Return all of the lines below exactly as they are.

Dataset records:

━━━━

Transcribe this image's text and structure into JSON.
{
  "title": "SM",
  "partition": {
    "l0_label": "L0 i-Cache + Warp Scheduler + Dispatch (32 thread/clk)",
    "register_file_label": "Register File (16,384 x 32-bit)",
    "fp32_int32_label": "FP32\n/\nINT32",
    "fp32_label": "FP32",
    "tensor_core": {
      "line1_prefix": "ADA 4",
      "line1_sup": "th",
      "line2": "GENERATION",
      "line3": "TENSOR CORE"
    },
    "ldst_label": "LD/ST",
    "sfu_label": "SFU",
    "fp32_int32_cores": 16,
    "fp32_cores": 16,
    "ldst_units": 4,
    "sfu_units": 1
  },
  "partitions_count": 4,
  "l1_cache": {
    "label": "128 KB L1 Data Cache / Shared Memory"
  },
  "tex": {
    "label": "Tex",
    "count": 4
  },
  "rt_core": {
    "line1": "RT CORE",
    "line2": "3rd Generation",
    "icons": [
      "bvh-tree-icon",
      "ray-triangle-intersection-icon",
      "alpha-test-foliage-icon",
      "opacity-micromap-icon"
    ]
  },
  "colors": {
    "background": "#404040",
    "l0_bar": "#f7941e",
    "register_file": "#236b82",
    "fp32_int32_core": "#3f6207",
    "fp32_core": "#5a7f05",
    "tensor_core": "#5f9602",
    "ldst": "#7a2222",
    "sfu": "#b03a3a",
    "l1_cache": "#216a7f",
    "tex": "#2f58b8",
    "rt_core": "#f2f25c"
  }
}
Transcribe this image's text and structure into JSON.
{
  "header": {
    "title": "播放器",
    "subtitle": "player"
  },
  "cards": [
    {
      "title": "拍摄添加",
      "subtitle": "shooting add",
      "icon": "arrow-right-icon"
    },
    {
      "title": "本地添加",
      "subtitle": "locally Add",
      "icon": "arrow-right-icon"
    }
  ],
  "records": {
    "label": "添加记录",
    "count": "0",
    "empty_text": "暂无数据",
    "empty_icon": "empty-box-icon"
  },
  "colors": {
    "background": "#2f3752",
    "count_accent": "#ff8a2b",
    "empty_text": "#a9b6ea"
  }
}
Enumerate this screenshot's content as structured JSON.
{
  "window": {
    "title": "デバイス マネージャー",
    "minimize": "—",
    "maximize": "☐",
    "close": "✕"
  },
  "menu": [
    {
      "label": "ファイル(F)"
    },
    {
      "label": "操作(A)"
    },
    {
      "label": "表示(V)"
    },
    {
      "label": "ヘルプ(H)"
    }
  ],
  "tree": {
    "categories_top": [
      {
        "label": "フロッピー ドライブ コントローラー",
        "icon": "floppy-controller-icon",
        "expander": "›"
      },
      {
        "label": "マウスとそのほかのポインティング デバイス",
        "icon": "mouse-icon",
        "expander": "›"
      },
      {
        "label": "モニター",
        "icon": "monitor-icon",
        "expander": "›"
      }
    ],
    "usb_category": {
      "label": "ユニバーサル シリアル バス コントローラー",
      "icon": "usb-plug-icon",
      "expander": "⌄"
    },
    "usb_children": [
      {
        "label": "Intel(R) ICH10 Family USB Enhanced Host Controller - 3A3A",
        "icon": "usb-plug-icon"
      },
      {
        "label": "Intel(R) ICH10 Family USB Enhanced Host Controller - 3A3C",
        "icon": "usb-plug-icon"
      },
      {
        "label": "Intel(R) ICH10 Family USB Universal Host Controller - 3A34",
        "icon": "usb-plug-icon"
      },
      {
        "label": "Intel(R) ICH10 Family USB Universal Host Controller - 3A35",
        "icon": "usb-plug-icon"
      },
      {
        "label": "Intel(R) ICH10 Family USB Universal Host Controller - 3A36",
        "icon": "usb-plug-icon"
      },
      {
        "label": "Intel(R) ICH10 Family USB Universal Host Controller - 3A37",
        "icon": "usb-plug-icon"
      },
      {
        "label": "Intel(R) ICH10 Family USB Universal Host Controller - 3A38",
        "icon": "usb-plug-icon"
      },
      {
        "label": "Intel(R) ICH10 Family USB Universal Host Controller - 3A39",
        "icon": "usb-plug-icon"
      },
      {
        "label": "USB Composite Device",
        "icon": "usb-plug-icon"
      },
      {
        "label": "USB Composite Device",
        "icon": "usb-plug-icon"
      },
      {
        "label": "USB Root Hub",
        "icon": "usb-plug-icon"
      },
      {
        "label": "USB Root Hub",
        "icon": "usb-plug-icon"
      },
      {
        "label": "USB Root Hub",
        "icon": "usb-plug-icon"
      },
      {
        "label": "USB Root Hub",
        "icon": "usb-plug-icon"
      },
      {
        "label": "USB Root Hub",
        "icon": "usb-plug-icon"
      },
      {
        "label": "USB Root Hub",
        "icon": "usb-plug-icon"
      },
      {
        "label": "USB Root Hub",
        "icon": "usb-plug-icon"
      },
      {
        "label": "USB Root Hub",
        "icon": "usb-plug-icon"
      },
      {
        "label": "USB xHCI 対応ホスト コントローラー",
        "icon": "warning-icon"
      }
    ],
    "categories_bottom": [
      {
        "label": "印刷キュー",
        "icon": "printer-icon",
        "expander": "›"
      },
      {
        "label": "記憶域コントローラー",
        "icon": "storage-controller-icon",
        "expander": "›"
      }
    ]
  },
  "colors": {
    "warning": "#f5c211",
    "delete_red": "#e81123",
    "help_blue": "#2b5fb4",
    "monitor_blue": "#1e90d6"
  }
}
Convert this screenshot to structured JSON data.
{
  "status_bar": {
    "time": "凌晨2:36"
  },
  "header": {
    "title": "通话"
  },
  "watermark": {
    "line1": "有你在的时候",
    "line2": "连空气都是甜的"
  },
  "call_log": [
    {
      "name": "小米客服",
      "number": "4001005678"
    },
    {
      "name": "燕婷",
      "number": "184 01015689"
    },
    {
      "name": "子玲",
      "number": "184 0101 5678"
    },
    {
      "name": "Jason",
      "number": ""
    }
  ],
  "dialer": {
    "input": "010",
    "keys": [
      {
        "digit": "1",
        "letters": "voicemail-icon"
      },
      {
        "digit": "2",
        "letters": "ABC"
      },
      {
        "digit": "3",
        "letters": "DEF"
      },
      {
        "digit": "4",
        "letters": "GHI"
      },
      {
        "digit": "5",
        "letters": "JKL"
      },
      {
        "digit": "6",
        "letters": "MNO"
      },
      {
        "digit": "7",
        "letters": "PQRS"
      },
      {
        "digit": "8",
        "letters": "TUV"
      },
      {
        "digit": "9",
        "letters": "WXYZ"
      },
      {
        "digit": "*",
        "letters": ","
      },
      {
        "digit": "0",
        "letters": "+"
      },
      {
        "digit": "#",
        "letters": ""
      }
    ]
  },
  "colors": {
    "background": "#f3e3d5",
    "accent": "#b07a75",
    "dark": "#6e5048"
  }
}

━━━━

- Solution to the problem -
Transcribe this image's text and structure into JSON.
{
  "title": "SM",
  "partition": {
    "l0_label": "L0 i-Cache + Warp Scheduler + Dispatch (32 thread/clk)",
    "register_file_label": "Register File (16,384 x 32-bit)",
    "fp32_int32_label": "FP32\n/\nINT32",
    "fp32_label": "FP32",
    "tensor_core": {
      "line1_prefix": "ADA 4",
      "line1_sup": "th",
      "line2": "GENERATION",
      "line3": "TENSOR CORE"
    },
    "ldst_label": "LD/ST",
    "sfu_label": "SFU",
    "fp32_int32_cores": 16,
    "fp32_cores": 16,
    "ldst_units": 4,
    "sfu_units": 1
  },
  "partitions_count": 4,
  "l1_cache": {
    "label": "128 KB L1 Data Cache / Shared Memory"
  },
  "tex": {
    "label": "Tex",
    "count": 4
  },
  "rt_core": {
    "line1": "RT CORE",
    "line2": "3rd Generation",
    "icons": [
      "bvh-tree-icon",
      "ray-triangle-intersection-icon",
      "alpha-test-foliage-icon",
      "opacity-micromap-icon"
    ]
  },
  "colors": {
    "background": "#404040",
    "l0_bar": "#f7941e",
    "register_file": "#236b82",
    "fp32_int32_core": "#3f6207",
    "fp32_core": "#5a7f05",
    "tensor_core": "#5f9602",
    "ldst": "#7a2222",
    "sfu": "#b03a3a",
    "l1_cache": "#216a7f",
    "tex": "#2f58b8",
    "rt_core": "#f2f25c"
  }
}
Transcribe this image's text and structure into JSON.
{
  "header": {
    "title": "播放器",
    "subtitle": "player"
  },
  "cards": [
    {
      "title": "拍摄添加",
      "subtitle": "shooting add",
      "icon": "arrow-right-icon"
    },
    {
      "title": "本地添加",
      "subtitle": "locally Add",
      "icon": "arrow-right-icon"
    }
  ],
  "records": {
    "label": "添加记录",
    "count": "0",
    "empty_text": "暂无数据",
    "empty_icon": "empty-box-icon"
  },
  "colors": {
    "background": "#2f3752",
    "count_accent": "#ff8a2b",
    "empty_text": "#a9b6ea"
  }
}
Enumerate this screenshot's content as structured JSON.
{
  "window": {
    "title": "デバイス マネージャー",
    "minimize": "—",
    "maximize": "☐",
    "close": "✕"
  },
  "menu": [
    {
      "label": "ファイル(F)"
    },
    {
      "label": "操作(A)"
    },
    {
      "label": "表示(V)"
    },
    {
      "label": "ヘルプ(H)"
    }
  ],
  "tree": {
    "categories_top": [
      {
        "label": "フロッピー ドライブ コントローラー",
        "icon": "floppy-controller-icon",
        "expander": "›"
      },
      {
        "label": "マウスとそのほかのポインティング デバイス",
        "icon": "mouse-icon",
        "expander": "›"
      },
      {
        "label": "モニター",
        "icon": "monitor-icon",
        "expander": "›"
      }
    ],
    "usb_category": {
      "label": "ユニバーサル シリアル バス コントローラー",
      "icon": "usb-plug-icon",
      "expander": "⌄"
    },
    "usb_children": [
      {
        "label": "Intel(R) ICH10 Family USB Enhanced Host Controller - 3A3A",
        "icon": "usb-plug-icon"
      },
      {
        "label": "Intel(R) ICH10 Family USB Enhanced Host Controller - 3A3C",
        "icon": "usb-plug-icon"
      },
      {
        "label": "Intel(R) ICH10 Family USB Universal Host Controller - 3A34",
        "icon": "usb-plug-icon"
      },
      {
        "label": "Intel(R) ICH10 Family USB Universal Host Controller - 3A35",
        "icon": "usb-plug-icon"
      },
      {
        "label": "Intel(R) ICH10 Family USB Universal Host Controller - 3A36",
        "icon": "usb-plug-icon"
      },
      {
        "label": "Intel(R) ICH10 Family USB Universal Host Controller - 3A37",
        "icon": "usb-plug-icon"
      },
      {
        "label": "Intel(R) ICH10 Family USB Universal Host Controller - 3A38",
        "icon": "usb-plug-icon"
      },
      {
        "label": "Intel(R) ICH10 Family USB Universal Host Controller - 3A39",
        "icon": "usb-plug-icon"
      },
      {
        "label": "USB Composite Device",
        "icon": "usb-plug-icon"
      },
      {
        "label": "USB Composite Device",
        "icon": "usb-plug-icon"
      },
      {
        "label": "USB Root Hub",
        "icon": "usb-plug-icon"
      },
      {
        "label": "USB Root Hub",
        "icon": "usb-plug-icon"
      },
      {
        "label": "USB Root Hub",
        "icon": "usb-plug-icon"
      },
      {
        "label": "USB Root Hub",
        "icon": "usb-plug-icon"
      },
      {
        "label": "USB Root Hub",
        "icon": "usb-plug-icon"
      },
      {
        "label": "USB Root Hub",
        "icon": "usb-plug-icon"
      },
      {
        "label": "USB Root Hub",
        "icon": "usb-plug-icon"
      },
      {
        "label": "USB Root Hub",
        "icon": "usb-plug-icon"
      },
      {
        "label": "USB xHCI 対応ホスト コントローラー",
        "icon": "warning-icon"
      }
    ],
    "categories_bottom": [
      {
        "label": "印刷キュー",
        "icon": "printer-icon",
        "expander": "›"
      },
      {
        "label": "記憶域コントローラー",
        "icon": "storage-controller-icon",
        "expander": "›"
      }
    ]
  },
  "colors": {
    "warning": "#f5c211",
    "delete_red": "#e81123",
    "help_blue": "#2b5fb4",
    "monitor_blue": "#1e90d6"
  }
}
Convert this screenshot to structured JSON data.
{
  "status_bar": {
    "time": "凌晨2:36"
  },
  "header": {
    "title": "通话"
  },
  "watermark": {
    "line1": "有你在的时候",
    "line2": "连空气都是甜的"
  },
  "call_log": [
    {
      "name": "小米客服",
      "number": "4001005678"
    },
    {
      "name": "燕婷",
      "number": "184 01015689"
    },
    {
      "name": "子玲",
      "number": "184 0101 5678"
    },
    {
      "name": "Jason",
      "number": ""
    }
  ],
  "dialer": {
    "input": "010",
    "keys": [
      {
        "digit": "1",
        "letters": "voicemail-icon"
      },
      {
        "digit": "2",
        "letters": "ABC"
      },
      {
        "digit": "3",
        "letters": "DEF"
      },
      {
        "digit": "4",
        "letters": "GHI"
      },
      {
        "digit": "5",
        "letters": "JKL"
      },
      {
        "digit": "6",
        "letters": "MNO"
      },
      {
        "digit": "7",
        "letters": "PQRS"
      },
      {
        "digit": "8",
        "letters": "TUV"
      },
      {
        "digit": "9",
        "letters": "WXYZ"
      },
      {
        "digit": "*",
        "letters": ","
      },
      {
        "digit": "0",
        "letters": "+"
      },
      {
        "digit": "#",
        "letters": ""
      }
    ]
  },
  "colors": {
    "background": "#f3e3d5",
    "accent": "#b07a75",
    "dark": "#6e5048"
  }
}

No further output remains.